**** Records for this exercise
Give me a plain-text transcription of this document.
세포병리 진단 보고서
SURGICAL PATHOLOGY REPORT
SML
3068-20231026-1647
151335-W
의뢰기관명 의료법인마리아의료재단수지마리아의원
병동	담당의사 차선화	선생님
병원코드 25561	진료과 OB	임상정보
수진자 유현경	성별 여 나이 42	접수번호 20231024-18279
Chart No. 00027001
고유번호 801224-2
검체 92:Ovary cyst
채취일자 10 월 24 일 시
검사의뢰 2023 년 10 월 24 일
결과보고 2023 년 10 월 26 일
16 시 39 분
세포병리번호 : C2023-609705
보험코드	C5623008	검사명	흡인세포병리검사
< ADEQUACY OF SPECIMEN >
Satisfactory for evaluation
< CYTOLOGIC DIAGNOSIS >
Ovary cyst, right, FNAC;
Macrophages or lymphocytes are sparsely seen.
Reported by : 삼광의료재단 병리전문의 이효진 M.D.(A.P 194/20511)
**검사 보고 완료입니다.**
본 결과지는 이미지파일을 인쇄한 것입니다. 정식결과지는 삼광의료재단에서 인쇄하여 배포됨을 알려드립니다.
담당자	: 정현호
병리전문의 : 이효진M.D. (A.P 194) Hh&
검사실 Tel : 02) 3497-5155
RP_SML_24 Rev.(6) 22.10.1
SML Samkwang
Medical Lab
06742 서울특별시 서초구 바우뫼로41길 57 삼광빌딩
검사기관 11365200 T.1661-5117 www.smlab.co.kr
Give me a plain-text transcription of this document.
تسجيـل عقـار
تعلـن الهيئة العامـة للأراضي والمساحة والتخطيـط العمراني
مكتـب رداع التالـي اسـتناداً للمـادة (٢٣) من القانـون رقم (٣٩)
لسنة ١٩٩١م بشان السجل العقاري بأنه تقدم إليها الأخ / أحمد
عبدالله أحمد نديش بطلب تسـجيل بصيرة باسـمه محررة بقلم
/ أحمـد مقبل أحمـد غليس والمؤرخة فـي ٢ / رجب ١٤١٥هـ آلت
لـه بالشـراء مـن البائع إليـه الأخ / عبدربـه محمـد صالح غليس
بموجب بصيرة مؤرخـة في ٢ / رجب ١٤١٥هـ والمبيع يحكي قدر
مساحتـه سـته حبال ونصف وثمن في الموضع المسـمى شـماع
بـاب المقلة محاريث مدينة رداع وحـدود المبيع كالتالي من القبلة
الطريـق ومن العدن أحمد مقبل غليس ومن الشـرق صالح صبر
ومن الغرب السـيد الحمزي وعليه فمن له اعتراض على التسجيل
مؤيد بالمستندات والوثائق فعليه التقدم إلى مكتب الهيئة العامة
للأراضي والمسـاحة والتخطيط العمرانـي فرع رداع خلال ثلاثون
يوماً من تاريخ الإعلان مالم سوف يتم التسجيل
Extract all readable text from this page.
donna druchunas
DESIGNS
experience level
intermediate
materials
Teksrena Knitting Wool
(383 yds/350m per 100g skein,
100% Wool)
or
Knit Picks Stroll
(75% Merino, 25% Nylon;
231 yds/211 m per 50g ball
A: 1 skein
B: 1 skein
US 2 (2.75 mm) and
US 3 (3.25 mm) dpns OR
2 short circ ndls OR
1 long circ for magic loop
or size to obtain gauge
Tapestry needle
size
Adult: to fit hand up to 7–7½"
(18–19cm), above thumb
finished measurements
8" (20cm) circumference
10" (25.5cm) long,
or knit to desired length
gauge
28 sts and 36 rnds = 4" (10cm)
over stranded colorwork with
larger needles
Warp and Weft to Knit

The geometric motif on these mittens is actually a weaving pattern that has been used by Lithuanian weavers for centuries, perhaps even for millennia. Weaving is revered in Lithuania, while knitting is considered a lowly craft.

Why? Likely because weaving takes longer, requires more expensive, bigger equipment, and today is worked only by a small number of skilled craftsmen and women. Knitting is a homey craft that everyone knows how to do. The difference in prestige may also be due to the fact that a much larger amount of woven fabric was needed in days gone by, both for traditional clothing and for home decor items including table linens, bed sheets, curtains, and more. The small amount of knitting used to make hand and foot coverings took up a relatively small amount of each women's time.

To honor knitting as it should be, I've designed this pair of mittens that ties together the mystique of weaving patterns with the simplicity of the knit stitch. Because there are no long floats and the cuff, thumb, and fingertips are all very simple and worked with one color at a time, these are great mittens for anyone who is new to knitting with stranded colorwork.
********
What the task requires: Retype the listing above in full, with no alterations.

Expected answer:
Give me a plain-text transcription of this document.
세포병리 진단 보고서
SURGICAL PATHOLOGY REPORT
SML
3068-20231026-1647
151335-W
의뢰기관명 의료법인마리아의료재단수지마리아의원
병동	담당의사 차선화	선생님
병원코드 25561	진료과 OB	임상정보
수진자 유현경	성별 여 나이 42	접수번호 20231024-18279
Chart No. 00027001
고유번호 801224-2
검체 92:Ovary cyst
채취일자 10 월 24 일 시
검사의뢰 2023 년 10 월 24 일
결과보고 2023 년 10 월 26 일
16 시 39 분
세포병리번호 : C2023-609705
보험코드	C5623008	검사명	흡인세포병리검사
< ADEQUACY OF SPECIMEN >
Satisfactory for evaluation
< CYTOLOGIC DIAGNOSIS >
Ovary cyst, right, FNAC;
Macrophages or lymphocytes are sparsely seen.
Reported by : 삼광의료재단 병리전문의 이효진 M.D.(A.P 194/20511)
**검사 보고 완료입니다.**
본 결과지는 이미지파일을 인쇄한 것입니다. 정식결과지는 삼광의료재단에서 인쇄하여 배포됨을 알려드립니다.
담당자	: 정현호
병리전문의 : 이효진M.D. (A.P 194) Hh&
검사실 Tel : 02) 3497-5155
RP_SML_24 Rev.(6) 22.10.1
SML Samkwang
Medical Lab
06742 서울특별시 서초구 바우뫼로41길 57 삼광빌딩
검사기관 11365200 T.1661-5117 www.smlab.co.kr
Give me a plain-text transcription of this document.
تسجيـل عقـار
تعلـن الهيئة العامـة للأراضي والمساحة والتخطيـط العمراني
مكتـب رداع التالـي اسـتناداً للمـادة (٢٣) من القانـون رقم (٣٩)
لسنة ١٩٩١م بشان السجل العقاري بأنه تقدم إليها الأخ / أحمد
عبدالله أحمد نديش بطلب تسـجيل بصيرة باسـمه محررة بقلم
/ أحمـد مقبل أحمـد غليس والمؤرخة فـي ٢ / رجب ١٤١٥هـ آلت
لـه بالشـراء مـن البائع إليـه الأخ / عبدربـه محمـد صالح غليس
بموجب بصيرة مؤرخـة في ٢ / رجب ١٤١٥هـ والمبيع يحكي قدر
مساحتـه سـته حبال ونصف وثمن في الموضع المسـمى شـماع
بـاب المقلة محاريث مدينة رداع وحـدود المبيع كالتالي من القبلة
الطريـق ومن العدن أحمد مقبل غليس ومن الشـرق صالح صبر
ومن الغرب السـيد الحمزي وعليه فمن له اعتراض على التسجيل
مؤيد بالمستندات والوثائق فعليه التقدم إلى مكتب الهيئة العامة
للأراضي والمسـاحة والتخطيط العمرانـي فرع رداع خلال ثلاثون
يوماً من تاريخ الإعلان مالم سوف يتم التسجيل
Extract all readable text from this page.
donna druchunas
DESIGNS
experience level
intermediate
materials
Teksrena Knitting Wool
(383 yds/350m per 100g skein,
100% Wool)
or
Knit Picks Stroll
(75% Merino, 25% Nylon;
231 yds/211 m per 50g ball
A: 1 skein
B: 1 skein
US 2 (2.75 mm) and
US 3 (3.25 mm) dpns OR
2 short circ ndls OR
1 long circ for magic loop
or size to obtain gauge
Tapestry needle
size
Adult: to fit hand up to 7–7½"
(18–19cm), above thumb
finished measurements
8" (20cm) circumference
10" (25.5cm) long,
or knit to desired length
gauge
28 sts and 36 rnds = 4" (10cm)
over stranded colorwork with
larger needles
Warp and Weft to Knit

The geometric motif on these mittens is actually a weaving pattern that has been used by Lithuanian weavers for centuries, perhaps even for millennia. Weaving is revered in Lithuania, while knitting is considered a lowly craft.

Why? Likely because weaving takes longer, requires more expensive, bigger equipment, and today is worked only by a small number of skilled craftsmen and women. Knitting is a homey craft that everyone knows how to do. The difference in prestige may also be due to the fact that a much larger amount of woven fabric was needed in days gone by, both for traditional clothing and for home decor items including table linens, bed sheets, curtains, and more. The small amount of knitting used to make hand and foot coverings took up a relatively small amount of each women's time.

To honor knitting as it should be, I've designed this pair of mittens that ties together the mystique of weaving patterns with the simplicity of the knit stitch. Because there are no long floats and the cuff, thumb, and fingertips are all very simple and worked with one color at a time, these are great mittens for anyone who is new to knitting with stranded colorwork.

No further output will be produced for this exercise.